In your copy, include every line of the listing below exactly but none of the pictures.
═══ Extracted information ═══
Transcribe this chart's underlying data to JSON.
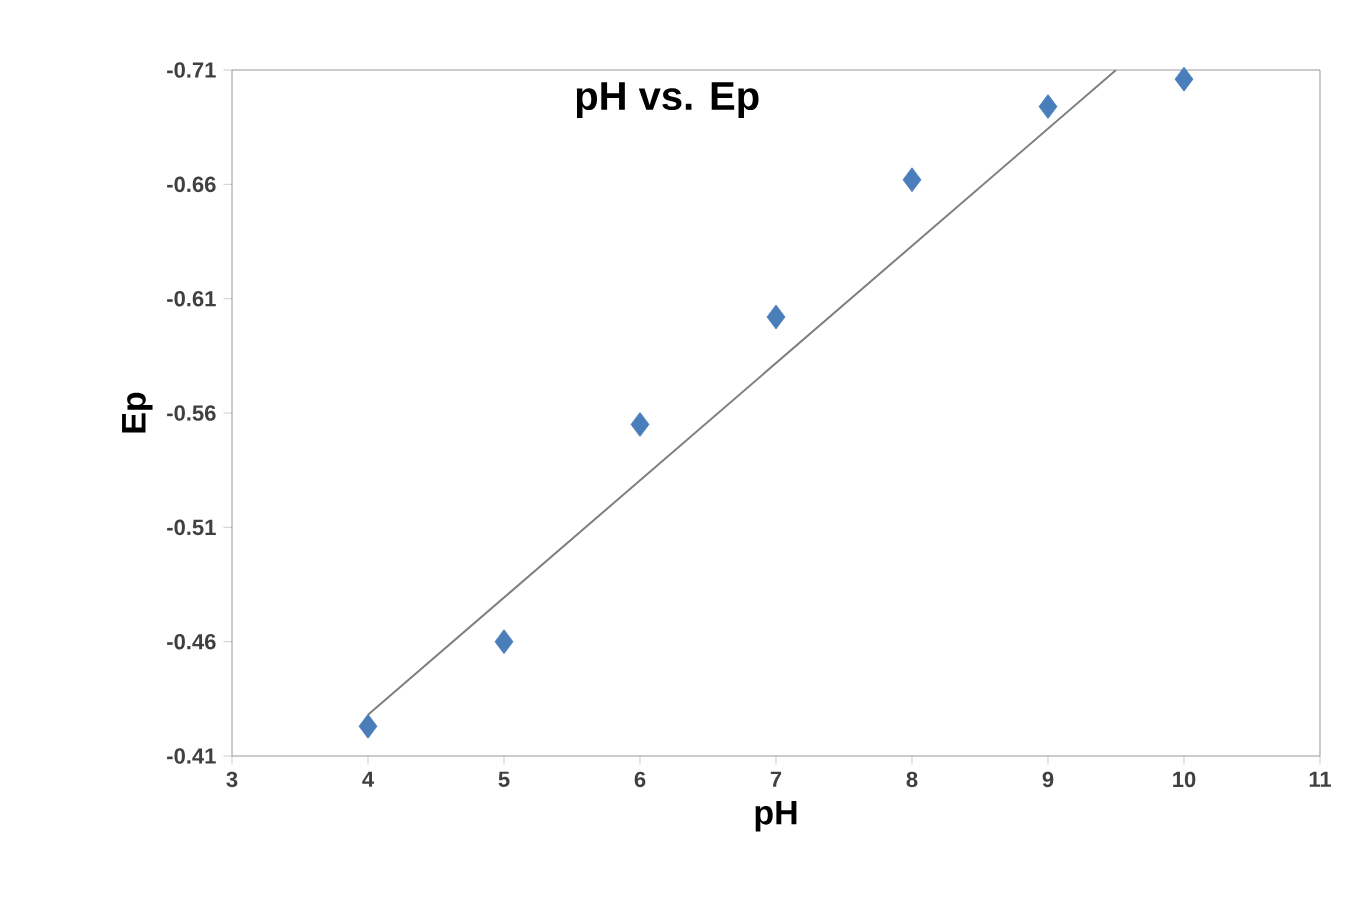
{
  "chart_data": {
    "type": "scatter",
    "title": "pH vs. Ep",
    "xlabel": "pH",
    "ylabel": "Ep",
    "xlim": [
      3,
      11
    ],
    "xticks": [
      3,
      4,
      5,
      6,
      7,
      8,
      9,
      10,
      11
    ],
    "ylim": [
      -0.41,
      -0.71
    ],
    "yticks": [
      -0.41,
      -0.46,
      -0.51,
      -0.56,
      -0.61,
      -0.66,
      -0.71
    ],
    "grid": false,
    "legend": false,
    "series": [
      {
        "color": "#4a7ebb",
        "marker": "diamond",
        "x": [
          4,
          5,
          6,
          7,
          8,
          9,
          10
        ],
        "values": [
          -0.423,
          -0.46,
          -0.555,
          -0.602,
          -0.662,
          -0.694,
          -0.706
        ]
      },
      {
        "type": "line",
        "color": "#7f7f7f",
        "x": [
          4,
          9.5
        ],
        "values": [
          -0.428,
          -0.71
        ],
        "marker": "none",
        "line_style": "solid"
      }
    ]
  }
}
═══
• **Solution to the exercise**
Transcribe this chart's underlying data to JSON.
{
  "chart_data": {
    "type": "scatter",
    "title": "pH vs. Ep",
    "xlabel": "pH",
    "ylabel": "Ep",
    "xlim": [
      3,
      11
    ],
    "xticks": [
      3,
      4,
      5,
      6,
      7,
      8,
      9,
      10,
      11
    ],
    "ylim": [
      -0.41,
      -0.71
    ],
    "yticks": [
      -0.41,
      -0.46,
      -0.51,
      -0.56,
      -0.61,
      -0.66,
      -0.71
    ],
    "grid": false,
    "legend": false,
    "series": [
      {
        "color": "#4a7ebb",
        "marker": "diamond",
        "x": [
          4,
          5,
          6,
          7,
          8,
          9,
          10
        ],
        "values": [
          -0.423,
          -0.46,
          -0.555,
          -0.602,
          -0.662,
          -0.694,
          -0.706
        ]
      },
      {
        "type": "line",
        "color": "#7f7f7f",
        "x": [
          4,
          9.5
        ],
        "values": [
          -0.428,
          -0.71
        ],
        "marker": "none",
        "line_style": "solid"
      }
    ]
  }
}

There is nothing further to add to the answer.